**THE EXERCISE:** Search the material below for the word "trained". Copy every line that has it.

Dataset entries
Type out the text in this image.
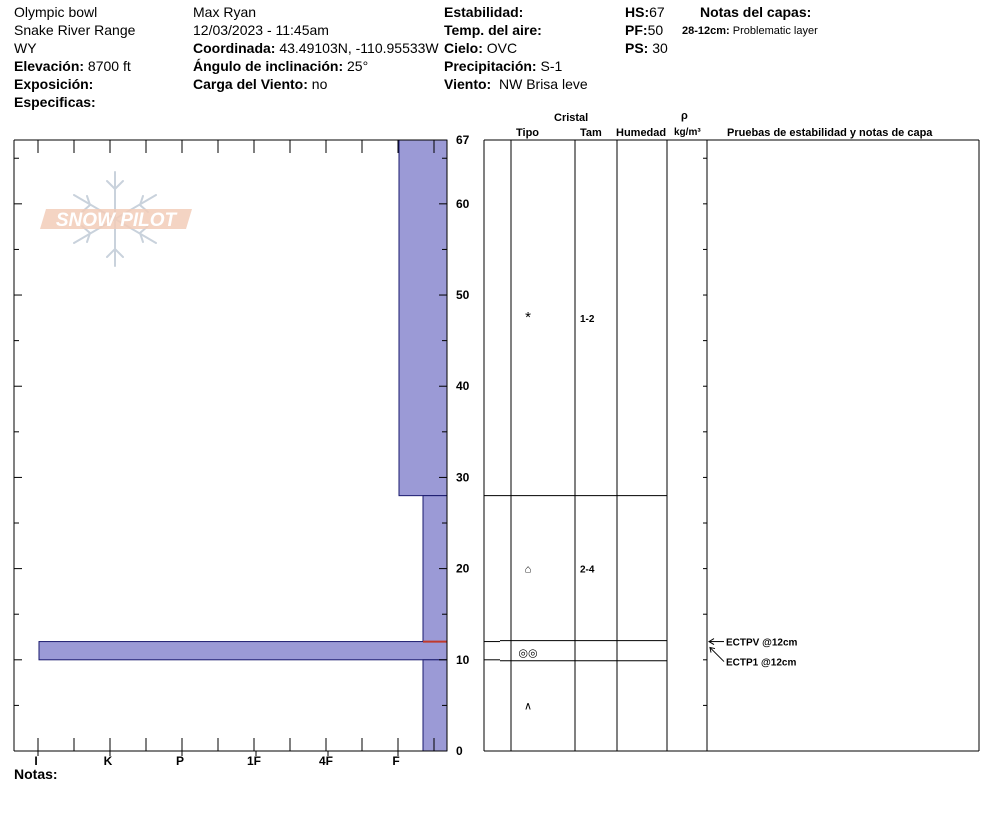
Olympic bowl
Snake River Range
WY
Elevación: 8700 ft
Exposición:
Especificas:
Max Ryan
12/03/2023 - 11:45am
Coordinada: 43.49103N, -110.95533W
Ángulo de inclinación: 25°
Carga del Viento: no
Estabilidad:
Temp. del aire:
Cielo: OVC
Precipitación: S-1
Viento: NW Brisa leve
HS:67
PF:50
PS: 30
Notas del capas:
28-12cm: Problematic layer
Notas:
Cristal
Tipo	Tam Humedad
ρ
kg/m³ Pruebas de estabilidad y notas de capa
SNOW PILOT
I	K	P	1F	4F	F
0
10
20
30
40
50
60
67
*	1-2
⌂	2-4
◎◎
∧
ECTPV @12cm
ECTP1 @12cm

* * *

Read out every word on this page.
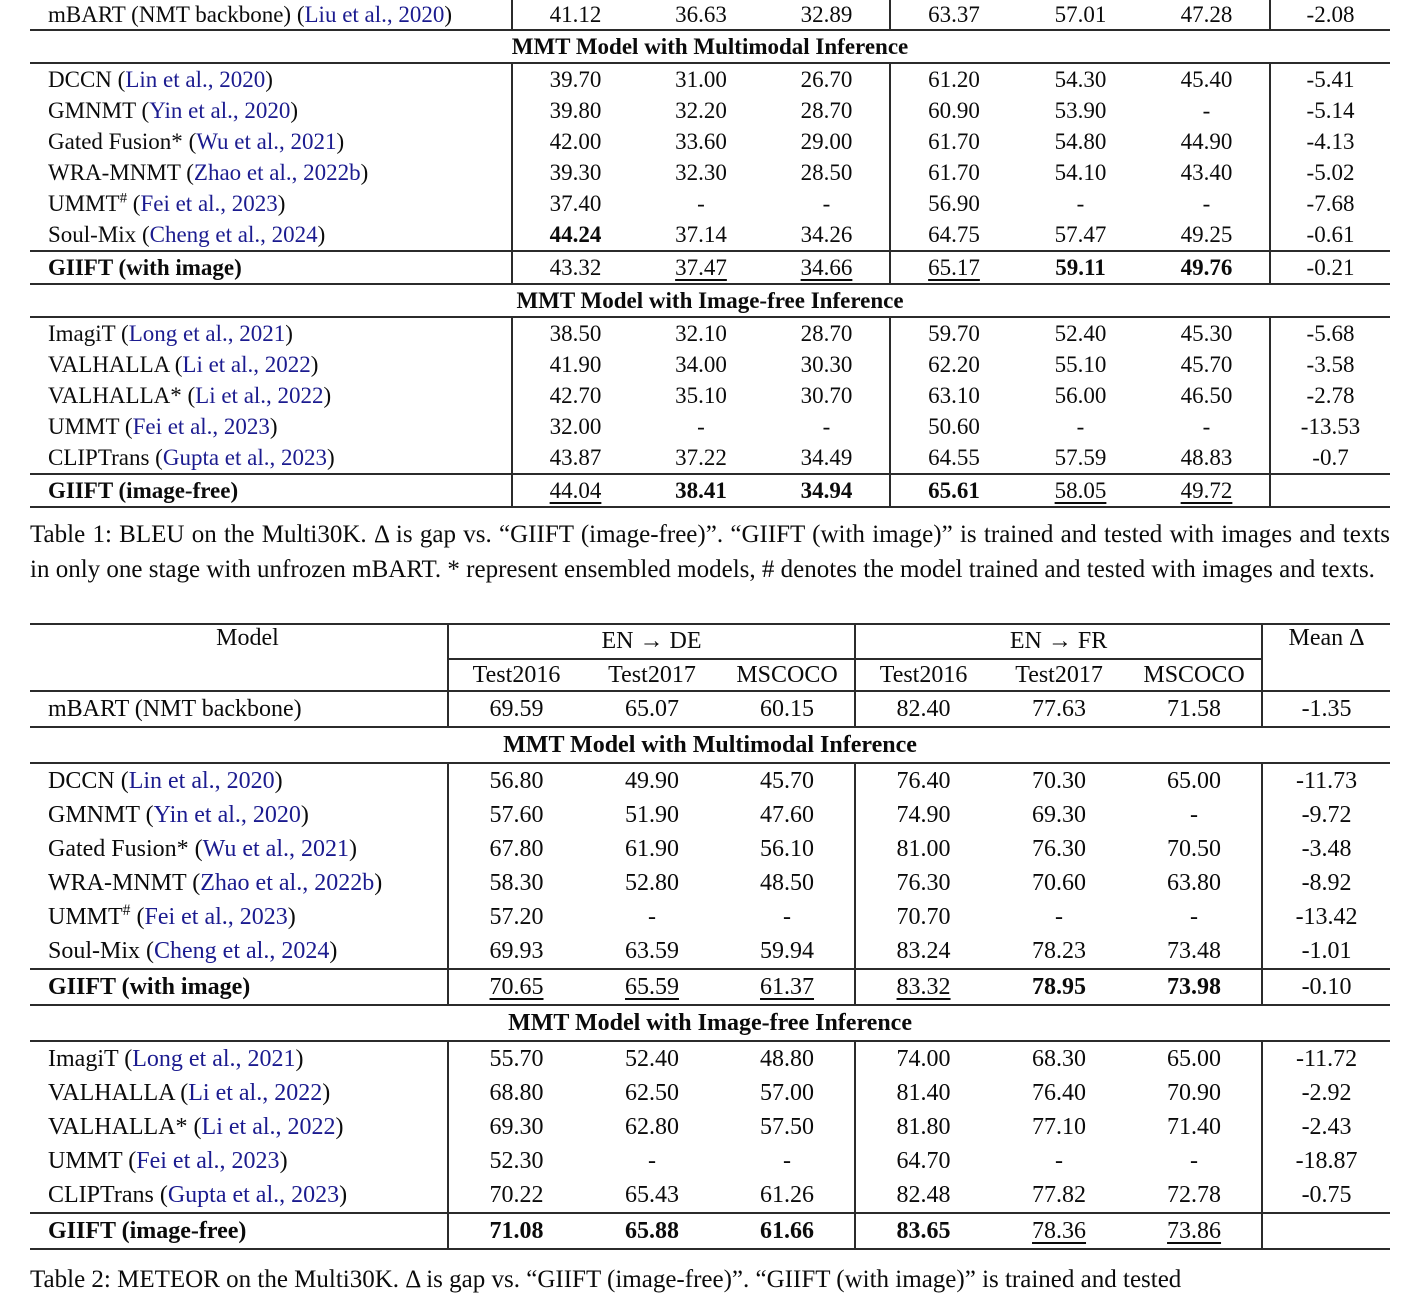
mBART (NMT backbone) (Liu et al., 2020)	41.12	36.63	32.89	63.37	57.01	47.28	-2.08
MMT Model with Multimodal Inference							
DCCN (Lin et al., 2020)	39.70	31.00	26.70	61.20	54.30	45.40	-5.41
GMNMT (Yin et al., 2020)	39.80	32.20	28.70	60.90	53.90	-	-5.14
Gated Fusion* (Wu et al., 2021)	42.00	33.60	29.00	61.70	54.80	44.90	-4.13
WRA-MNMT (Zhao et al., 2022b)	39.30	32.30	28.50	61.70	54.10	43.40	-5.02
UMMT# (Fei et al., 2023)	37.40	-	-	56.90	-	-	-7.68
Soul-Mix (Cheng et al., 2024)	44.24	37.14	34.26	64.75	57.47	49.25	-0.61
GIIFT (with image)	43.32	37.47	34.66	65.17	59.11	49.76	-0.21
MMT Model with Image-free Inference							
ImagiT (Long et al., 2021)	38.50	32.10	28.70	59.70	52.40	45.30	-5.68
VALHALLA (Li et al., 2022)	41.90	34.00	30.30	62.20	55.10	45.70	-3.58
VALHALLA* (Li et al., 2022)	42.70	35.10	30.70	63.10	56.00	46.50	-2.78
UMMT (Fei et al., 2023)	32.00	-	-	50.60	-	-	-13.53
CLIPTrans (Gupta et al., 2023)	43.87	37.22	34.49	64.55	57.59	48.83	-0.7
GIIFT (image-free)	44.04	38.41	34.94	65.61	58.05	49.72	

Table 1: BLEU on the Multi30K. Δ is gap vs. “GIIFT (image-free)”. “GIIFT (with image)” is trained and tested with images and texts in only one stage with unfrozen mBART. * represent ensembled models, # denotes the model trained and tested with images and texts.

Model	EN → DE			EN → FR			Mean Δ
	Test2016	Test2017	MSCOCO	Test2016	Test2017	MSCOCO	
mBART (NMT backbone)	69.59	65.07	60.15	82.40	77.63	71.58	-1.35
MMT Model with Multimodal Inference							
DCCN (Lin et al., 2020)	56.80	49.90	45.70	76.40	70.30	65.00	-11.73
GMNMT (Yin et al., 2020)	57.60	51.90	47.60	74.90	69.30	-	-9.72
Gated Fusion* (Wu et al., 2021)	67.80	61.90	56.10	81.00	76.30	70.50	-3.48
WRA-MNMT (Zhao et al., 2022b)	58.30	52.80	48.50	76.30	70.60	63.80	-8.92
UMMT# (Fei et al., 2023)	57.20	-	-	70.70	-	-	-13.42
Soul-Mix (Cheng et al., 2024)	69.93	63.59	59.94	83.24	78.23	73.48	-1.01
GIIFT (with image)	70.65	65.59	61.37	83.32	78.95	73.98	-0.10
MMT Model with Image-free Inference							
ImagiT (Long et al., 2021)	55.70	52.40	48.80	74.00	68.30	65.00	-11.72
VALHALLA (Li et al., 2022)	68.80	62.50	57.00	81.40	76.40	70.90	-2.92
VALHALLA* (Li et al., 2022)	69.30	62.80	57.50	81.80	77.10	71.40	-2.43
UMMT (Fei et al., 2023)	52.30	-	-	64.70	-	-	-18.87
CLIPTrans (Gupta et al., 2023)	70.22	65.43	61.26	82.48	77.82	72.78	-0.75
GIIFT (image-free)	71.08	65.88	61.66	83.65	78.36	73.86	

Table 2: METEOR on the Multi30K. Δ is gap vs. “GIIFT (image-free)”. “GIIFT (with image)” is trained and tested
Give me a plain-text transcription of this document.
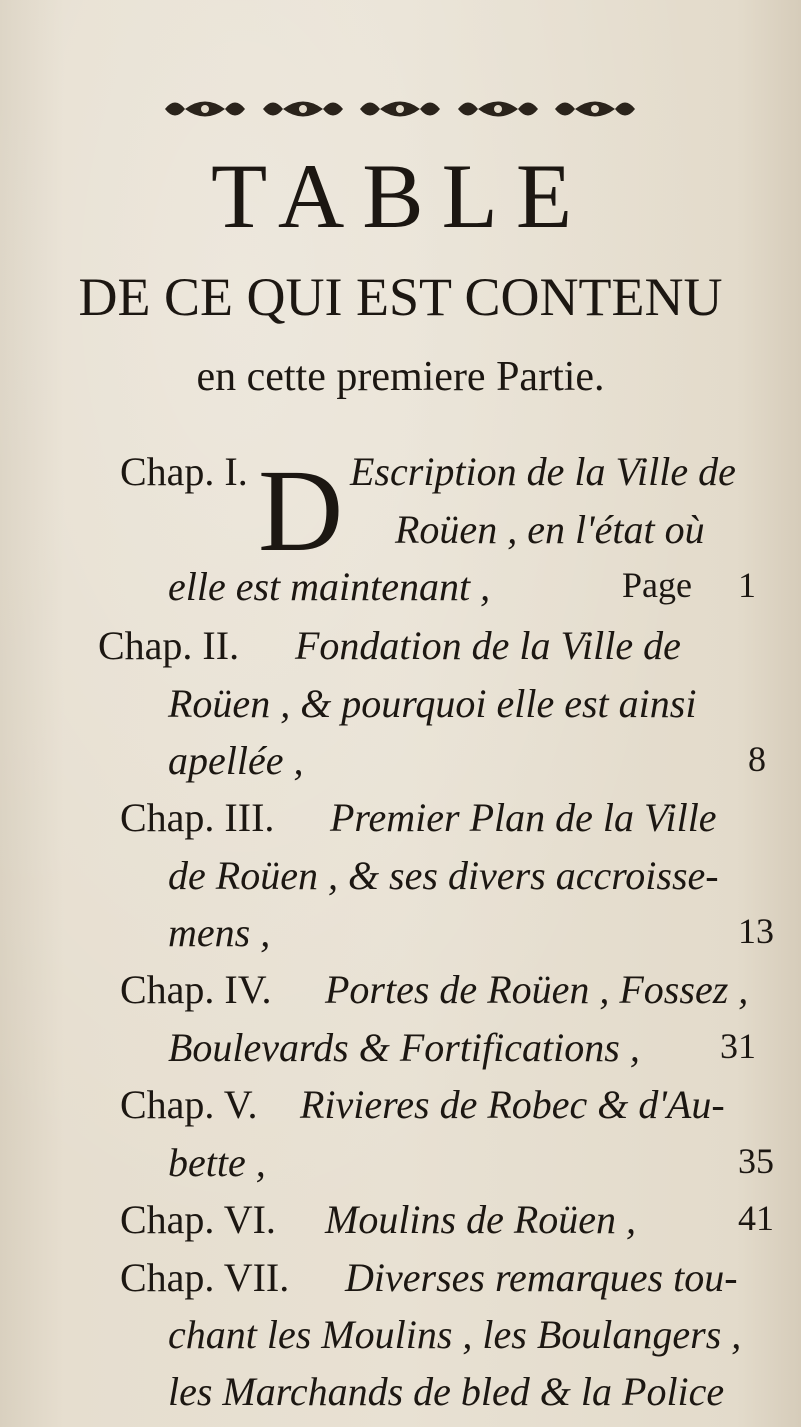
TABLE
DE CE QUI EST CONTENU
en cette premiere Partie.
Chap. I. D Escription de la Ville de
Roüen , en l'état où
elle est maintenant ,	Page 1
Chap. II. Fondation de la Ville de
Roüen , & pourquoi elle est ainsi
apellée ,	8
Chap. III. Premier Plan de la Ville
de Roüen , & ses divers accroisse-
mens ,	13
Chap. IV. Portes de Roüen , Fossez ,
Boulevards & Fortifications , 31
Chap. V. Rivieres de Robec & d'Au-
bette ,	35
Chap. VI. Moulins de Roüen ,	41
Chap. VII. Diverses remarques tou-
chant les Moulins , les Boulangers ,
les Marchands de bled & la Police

==

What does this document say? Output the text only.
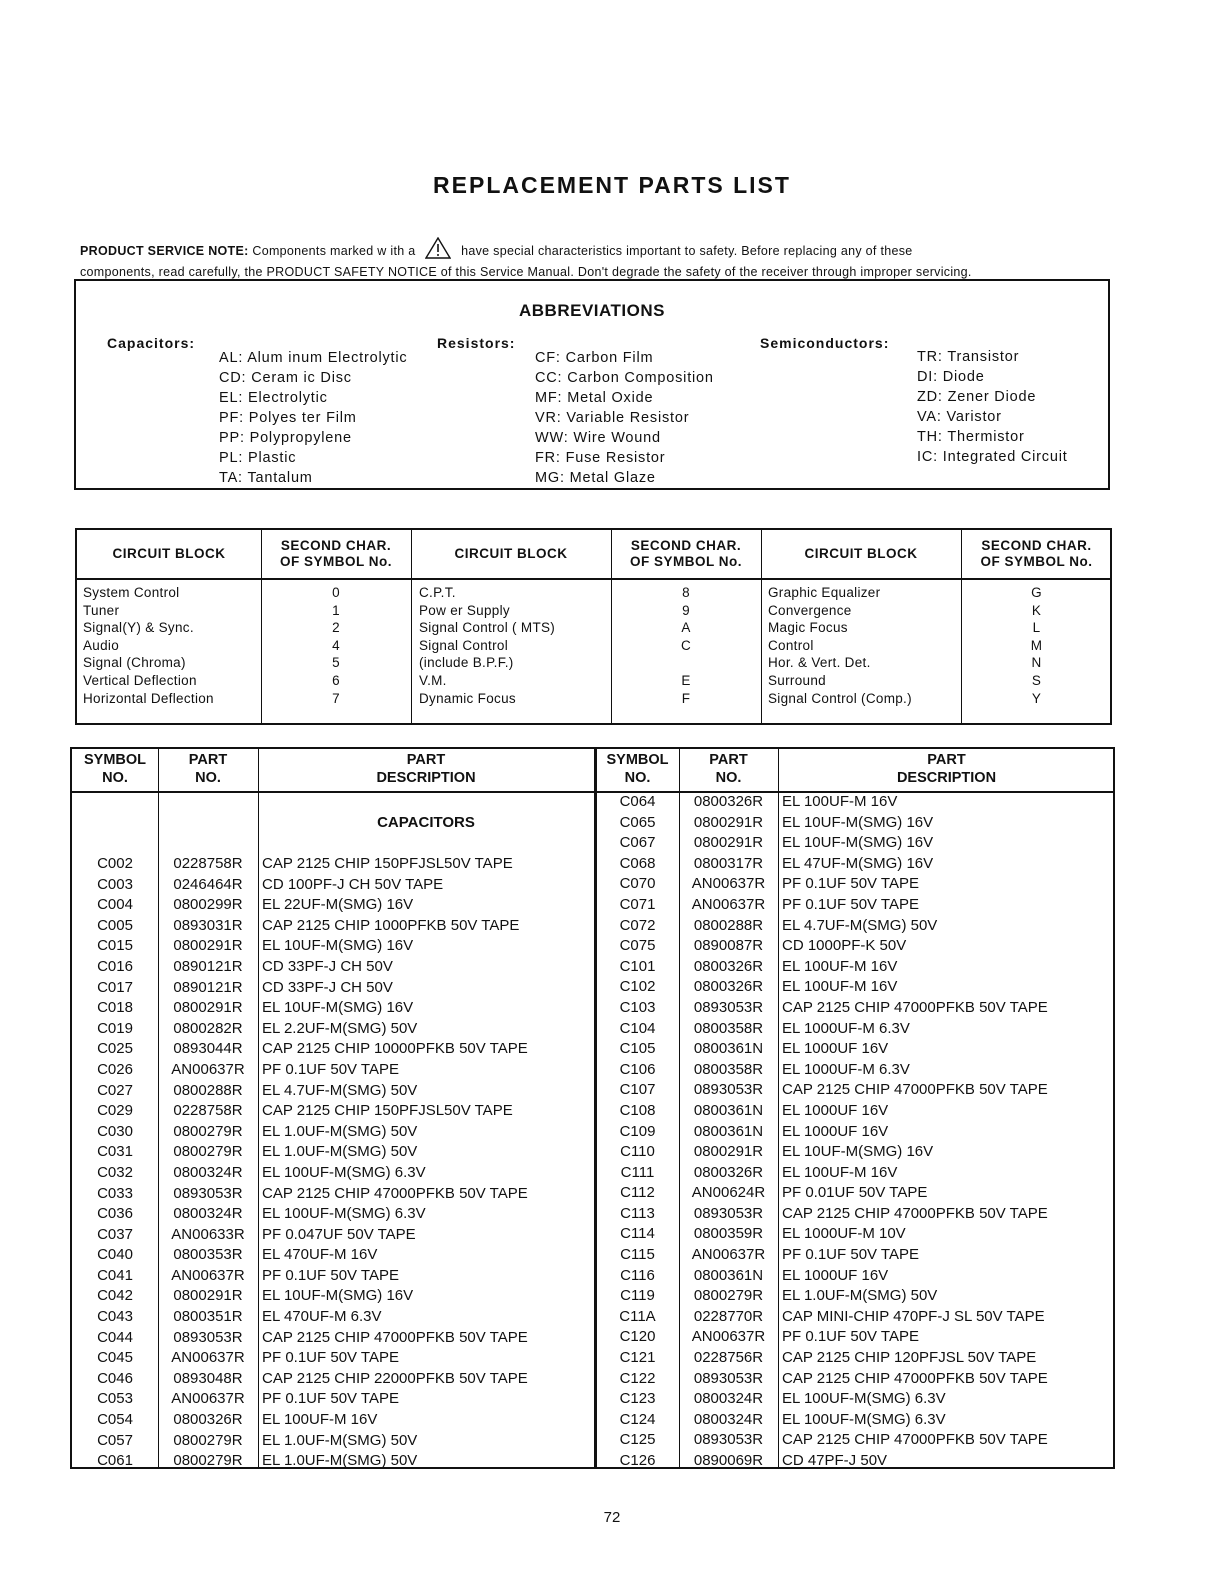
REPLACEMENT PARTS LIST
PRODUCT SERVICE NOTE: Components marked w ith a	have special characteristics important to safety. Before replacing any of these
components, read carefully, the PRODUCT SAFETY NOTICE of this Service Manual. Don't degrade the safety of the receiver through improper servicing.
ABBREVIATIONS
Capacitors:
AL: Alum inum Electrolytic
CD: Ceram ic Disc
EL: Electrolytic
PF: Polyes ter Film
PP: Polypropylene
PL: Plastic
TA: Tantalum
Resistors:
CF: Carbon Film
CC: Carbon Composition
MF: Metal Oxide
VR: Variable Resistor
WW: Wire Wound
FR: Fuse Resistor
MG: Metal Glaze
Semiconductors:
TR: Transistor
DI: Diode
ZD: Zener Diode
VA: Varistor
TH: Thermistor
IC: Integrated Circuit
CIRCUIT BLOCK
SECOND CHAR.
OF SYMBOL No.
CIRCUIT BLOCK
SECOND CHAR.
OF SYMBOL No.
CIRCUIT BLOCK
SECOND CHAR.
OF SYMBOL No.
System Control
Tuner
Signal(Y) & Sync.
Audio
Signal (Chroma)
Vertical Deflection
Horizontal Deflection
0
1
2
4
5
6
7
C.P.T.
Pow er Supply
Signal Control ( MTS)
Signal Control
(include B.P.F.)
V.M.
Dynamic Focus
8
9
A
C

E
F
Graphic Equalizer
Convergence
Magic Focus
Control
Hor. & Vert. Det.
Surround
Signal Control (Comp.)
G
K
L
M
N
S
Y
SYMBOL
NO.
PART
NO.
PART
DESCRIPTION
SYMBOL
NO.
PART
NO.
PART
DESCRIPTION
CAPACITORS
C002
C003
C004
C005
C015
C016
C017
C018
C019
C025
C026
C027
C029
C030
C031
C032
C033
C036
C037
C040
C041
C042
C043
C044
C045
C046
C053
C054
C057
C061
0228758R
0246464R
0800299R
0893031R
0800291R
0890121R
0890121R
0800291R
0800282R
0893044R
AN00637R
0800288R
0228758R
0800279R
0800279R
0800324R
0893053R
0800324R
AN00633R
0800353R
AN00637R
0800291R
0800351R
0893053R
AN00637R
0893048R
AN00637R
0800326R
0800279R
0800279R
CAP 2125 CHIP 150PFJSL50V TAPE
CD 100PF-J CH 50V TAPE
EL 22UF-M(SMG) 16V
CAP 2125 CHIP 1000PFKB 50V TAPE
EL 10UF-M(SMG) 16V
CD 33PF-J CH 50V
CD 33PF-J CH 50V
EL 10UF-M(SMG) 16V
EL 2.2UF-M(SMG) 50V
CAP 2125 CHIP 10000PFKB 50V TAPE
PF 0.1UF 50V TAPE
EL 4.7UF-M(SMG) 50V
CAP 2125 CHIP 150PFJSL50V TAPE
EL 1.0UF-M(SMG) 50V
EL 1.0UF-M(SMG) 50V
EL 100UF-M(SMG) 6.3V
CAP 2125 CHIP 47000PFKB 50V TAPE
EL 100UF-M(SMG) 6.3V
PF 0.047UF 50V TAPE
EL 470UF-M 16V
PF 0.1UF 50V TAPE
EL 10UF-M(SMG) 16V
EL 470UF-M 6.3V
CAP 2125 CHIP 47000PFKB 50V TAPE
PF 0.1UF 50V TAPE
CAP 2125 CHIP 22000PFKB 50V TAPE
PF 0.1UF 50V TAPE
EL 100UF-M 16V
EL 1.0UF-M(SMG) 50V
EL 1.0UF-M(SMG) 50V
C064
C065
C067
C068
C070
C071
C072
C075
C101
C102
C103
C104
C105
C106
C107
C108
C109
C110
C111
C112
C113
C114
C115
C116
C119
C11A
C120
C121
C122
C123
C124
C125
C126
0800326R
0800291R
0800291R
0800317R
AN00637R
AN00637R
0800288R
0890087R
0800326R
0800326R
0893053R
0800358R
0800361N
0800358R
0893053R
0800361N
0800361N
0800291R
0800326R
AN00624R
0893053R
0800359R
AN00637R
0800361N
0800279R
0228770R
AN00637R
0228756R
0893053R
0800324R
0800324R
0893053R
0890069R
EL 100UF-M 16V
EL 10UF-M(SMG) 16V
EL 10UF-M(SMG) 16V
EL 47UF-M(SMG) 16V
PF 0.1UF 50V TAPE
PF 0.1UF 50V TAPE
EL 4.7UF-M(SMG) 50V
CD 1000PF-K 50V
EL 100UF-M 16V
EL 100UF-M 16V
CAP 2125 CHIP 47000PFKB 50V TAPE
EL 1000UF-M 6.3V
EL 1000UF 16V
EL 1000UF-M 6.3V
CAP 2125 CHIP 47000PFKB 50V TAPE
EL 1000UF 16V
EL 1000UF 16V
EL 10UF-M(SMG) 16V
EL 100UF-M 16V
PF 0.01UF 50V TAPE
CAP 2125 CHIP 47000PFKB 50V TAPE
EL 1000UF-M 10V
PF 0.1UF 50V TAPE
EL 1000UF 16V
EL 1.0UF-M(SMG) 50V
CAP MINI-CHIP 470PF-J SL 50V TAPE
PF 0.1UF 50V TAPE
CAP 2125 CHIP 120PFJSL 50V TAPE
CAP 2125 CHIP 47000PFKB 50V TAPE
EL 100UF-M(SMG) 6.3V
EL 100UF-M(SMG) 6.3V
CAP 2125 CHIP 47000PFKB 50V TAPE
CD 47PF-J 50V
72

**EXERCISE ANSWER:**
Table 1: BLEU on the Multi30K. Δ is gap vs. “GIIFT (image-free)”. “GIIFT (with image)” is trained and tested with images and texts in only one stage with unfrozen mBART. * represent ensembled models, # denotes the model trained and tested with images and texts.
Table 2: METEOR on the Multi30K. Δ is gap vs. “GIIFT (image-free)”. “GIIFT (with image)” is trained and tested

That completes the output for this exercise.